Dataset excerpts:

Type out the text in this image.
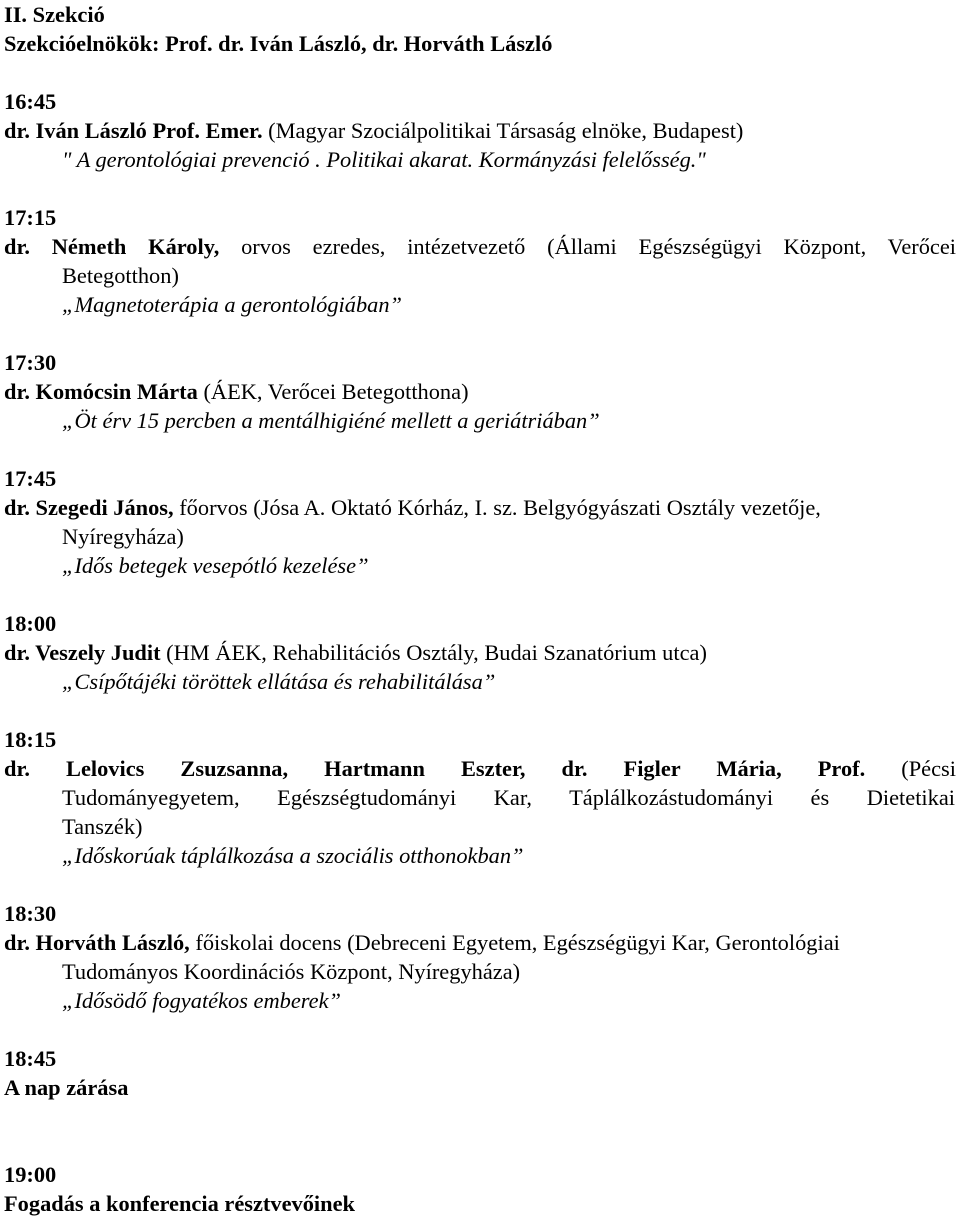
II. Szekció
Szekcióelnökök: Prof. dr. Iván László, dr. Horváth László
16:45
dr. Iván László Prof. Emer. (Magyar Szociálpolitikai Társaság elnöke, Budapest)
" A gerontológiai prevenció . Politikai akarat. Kormányzási felelősség."
17:15
dr. Németh Károly, orvos ezredes, intézetvezető (Állami Egészségügyi Központ, Verőcei
Betegotthon)
„Magnetoterápia a gerontológiában”
17:30
dr. Komócsin Márta (ÁEK, Verőcei Betegotthona)
„Öt érv 15 percben a mentálhigiéné mellett a geriátriában”
17:45
dr. Szegedi János, főorvos (Jósa A. Oktató Kórház, I. sz. Belgyógyászati Osztály vezetője,
Nyíregyháza)
„Idős betegek vesepótló kezelése”
18:00
dr. Veszely Judit (HM ÁEK, Rehabilitációs Osztály, Budai Szanatórium utca)
„Csípőtájéki töröttek ellátása és rehabilitálása”
18:15
dr. Lelovics Zsuzsanna, Hartmann Eszter, dr. Figler Mária, Prof. (Pécsi
Tudományegyetem, Egészségtudományi Kar, Táplálkozástudományi és Dietetikai
Tanszék)
„Időskorúak táplálkozása a szociális otthonokban”
18:30
dr. Horváth László, főiskolai docens (Debreceni Egyetem, Egészségügyi Kar, Gerontológiai
Tudományos Koordinációs Központ, Nyíregyháza)
„Idősödő fogyatékos emberek”
18:45
A nap zárása
19:00
Fogadás a konferencia résztvevőinek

The problem: Go through the lines above. Select every one that has the string "László".

Result for this exercise:
Szekcióelnökök: Prof. dr. Iván László, dr. Horváth László
dr. Iván László Prof. Emer. (Magyar Szociálpolitikai Társaság elnöke, Budapest)
dr. Horváth László, főiskolai docens (Debreceni Egyetem, Egészségügyi Kar, Gerontológiai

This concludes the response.